- **SET TASK**: Pull out from the material below all lines with "Cleaned".

- **Entries with figure data**:

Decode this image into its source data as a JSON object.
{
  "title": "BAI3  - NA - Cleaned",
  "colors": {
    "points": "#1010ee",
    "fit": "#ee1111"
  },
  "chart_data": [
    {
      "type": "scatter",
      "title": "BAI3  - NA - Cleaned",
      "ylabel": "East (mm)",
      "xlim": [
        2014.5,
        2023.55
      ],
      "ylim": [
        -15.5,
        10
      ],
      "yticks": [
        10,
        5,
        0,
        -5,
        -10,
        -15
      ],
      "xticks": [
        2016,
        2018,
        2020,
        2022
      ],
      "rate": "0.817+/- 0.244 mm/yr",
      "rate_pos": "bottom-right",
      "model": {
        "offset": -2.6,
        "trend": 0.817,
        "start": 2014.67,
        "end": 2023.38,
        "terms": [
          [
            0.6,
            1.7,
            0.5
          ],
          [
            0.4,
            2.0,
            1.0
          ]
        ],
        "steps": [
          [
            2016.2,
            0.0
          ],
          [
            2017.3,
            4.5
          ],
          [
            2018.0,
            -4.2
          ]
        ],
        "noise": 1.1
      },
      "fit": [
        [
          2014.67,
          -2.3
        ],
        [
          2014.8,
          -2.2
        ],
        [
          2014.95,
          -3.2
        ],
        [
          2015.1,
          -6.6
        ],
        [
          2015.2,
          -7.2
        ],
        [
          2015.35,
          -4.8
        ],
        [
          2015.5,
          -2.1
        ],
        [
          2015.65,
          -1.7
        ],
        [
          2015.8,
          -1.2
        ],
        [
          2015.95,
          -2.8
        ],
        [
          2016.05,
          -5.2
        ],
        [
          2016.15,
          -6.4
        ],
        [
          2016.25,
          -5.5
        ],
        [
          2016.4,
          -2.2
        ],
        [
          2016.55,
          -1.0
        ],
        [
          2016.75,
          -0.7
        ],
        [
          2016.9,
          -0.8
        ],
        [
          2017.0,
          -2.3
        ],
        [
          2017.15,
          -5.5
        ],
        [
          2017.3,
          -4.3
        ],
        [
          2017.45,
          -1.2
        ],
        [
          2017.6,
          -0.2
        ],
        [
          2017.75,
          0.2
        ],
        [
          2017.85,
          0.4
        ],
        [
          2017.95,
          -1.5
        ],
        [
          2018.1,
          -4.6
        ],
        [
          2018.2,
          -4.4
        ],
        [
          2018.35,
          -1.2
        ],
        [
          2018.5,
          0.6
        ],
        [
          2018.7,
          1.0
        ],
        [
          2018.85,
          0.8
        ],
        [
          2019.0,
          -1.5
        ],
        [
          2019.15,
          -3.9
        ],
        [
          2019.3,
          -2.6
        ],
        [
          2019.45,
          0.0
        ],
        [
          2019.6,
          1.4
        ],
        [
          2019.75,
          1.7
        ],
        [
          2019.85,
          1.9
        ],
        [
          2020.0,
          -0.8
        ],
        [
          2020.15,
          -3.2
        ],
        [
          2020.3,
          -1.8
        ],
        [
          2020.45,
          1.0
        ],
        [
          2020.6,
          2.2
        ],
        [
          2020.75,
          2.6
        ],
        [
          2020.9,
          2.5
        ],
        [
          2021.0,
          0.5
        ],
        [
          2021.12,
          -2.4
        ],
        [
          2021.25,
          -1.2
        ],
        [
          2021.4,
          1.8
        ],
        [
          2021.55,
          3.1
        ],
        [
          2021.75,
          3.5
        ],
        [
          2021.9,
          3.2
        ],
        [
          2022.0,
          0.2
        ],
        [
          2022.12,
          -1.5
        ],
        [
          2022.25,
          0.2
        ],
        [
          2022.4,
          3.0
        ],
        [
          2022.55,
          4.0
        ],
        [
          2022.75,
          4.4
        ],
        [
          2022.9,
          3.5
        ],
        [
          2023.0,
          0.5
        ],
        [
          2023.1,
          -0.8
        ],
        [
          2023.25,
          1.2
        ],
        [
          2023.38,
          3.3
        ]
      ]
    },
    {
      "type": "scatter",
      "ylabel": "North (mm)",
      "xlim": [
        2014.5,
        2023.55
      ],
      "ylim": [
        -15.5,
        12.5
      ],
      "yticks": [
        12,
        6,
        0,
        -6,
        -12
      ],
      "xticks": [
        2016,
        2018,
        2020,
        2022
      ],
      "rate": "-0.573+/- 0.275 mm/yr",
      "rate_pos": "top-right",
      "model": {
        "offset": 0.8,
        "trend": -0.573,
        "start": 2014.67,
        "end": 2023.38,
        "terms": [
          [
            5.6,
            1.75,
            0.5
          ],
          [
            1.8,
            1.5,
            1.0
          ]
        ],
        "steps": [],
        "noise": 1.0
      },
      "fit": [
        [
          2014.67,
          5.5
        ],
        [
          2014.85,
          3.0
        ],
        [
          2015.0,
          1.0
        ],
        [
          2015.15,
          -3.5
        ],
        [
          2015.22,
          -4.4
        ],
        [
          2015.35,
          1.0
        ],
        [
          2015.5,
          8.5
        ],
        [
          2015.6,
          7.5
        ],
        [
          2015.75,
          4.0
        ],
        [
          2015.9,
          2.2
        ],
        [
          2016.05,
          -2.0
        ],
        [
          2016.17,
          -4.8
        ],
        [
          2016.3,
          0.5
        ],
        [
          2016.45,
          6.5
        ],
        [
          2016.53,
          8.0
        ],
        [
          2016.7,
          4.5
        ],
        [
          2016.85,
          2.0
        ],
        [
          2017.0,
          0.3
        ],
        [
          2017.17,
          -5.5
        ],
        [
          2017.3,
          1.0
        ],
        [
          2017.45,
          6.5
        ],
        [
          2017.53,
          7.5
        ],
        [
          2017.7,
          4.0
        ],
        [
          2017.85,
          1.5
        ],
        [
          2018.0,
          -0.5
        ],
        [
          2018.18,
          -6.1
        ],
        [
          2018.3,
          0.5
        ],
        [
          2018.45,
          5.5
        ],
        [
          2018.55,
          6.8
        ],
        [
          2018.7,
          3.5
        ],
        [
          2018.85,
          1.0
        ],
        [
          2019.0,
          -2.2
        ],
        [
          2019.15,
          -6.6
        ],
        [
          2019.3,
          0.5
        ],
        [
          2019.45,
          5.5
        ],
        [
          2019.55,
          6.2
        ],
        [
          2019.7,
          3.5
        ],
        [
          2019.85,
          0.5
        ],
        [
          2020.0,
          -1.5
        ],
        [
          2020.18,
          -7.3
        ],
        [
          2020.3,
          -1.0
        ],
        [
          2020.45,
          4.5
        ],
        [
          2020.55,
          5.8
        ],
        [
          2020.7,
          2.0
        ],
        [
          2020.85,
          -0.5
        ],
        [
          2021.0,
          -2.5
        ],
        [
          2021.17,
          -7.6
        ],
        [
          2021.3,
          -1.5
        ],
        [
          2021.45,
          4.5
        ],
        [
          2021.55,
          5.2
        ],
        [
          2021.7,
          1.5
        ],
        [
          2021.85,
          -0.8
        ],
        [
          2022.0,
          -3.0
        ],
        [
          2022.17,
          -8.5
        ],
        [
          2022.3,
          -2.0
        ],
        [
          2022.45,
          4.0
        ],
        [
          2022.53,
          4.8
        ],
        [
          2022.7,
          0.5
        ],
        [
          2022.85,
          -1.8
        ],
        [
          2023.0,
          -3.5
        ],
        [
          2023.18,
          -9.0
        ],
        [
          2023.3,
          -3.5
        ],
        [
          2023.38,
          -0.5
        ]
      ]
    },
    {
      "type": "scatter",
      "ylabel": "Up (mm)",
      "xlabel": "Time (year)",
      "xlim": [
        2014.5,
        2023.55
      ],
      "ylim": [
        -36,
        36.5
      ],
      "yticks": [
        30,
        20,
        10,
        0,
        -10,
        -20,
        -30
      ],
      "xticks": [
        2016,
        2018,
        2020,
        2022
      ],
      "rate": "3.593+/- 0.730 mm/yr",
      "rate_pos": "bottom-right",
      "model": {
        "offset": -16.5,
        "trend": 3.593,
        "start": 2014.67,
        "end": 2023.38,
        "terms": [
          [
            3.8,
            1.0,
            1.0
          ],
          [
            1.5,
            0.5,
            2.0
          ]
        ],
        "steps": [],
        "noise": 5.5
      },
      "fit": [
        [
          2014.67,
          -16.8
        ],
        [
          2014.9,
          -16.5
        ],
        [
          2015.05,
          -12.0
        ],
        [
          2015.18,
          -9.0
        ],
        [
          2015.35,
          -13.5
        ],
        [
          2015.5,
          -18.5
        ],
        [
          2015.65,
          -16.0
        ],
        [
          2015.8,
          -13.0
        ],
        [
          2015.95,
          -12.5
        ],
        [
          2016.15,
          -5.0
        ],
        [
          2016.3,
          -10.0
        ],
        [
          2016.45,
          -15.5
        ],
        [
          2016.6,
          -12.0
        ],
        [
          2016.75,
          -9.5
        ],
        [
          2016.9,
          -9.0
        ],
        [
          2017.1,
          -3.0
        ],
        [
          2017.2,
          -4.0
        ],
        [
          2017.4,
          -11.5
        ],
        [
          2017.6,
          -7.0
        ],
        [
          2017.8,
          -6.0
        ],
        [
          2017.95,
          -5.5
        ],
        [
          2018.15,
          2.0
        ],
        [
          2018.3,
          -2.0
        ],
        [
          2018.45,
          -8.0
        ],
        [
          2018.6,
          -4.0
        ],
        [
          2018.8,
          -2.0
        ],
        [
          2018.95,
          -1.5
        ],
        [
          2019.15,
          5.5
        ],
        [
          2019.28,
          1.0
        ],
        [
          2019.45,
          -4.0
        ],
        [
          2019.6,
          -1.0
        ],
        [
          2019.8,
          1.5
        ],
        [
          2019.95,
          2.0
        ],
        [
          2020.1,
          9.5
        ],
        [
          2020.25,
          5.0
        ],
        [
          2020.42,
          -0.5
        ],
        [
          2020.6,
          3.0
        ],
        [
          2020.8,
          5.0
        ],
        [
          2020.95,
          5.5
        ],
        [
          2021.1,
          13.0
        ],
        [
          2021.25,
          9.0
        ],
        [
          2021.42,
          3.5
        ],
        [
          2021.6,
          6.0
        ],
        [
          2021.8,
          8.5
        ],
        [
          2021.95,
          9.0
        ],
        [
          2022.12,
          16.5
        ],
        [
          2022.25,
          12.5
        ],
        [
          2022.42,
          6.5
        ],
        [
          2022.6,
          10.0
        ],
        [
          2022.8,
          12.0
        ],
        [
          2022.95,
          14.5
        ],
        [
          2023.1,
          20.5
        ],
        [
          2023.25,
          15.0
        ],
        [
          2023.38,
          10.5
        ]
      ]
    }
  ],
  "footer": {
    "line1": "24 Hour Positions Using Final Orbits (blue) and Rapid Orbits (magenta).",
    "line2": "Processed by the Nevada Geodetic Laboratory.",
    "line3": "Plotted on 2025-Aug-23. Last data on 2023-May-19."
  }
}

- **OUTPUT**:
  "title": "BAI3  - NA - Cleaned",
      "title": "BAI3  - NA - Cleaned",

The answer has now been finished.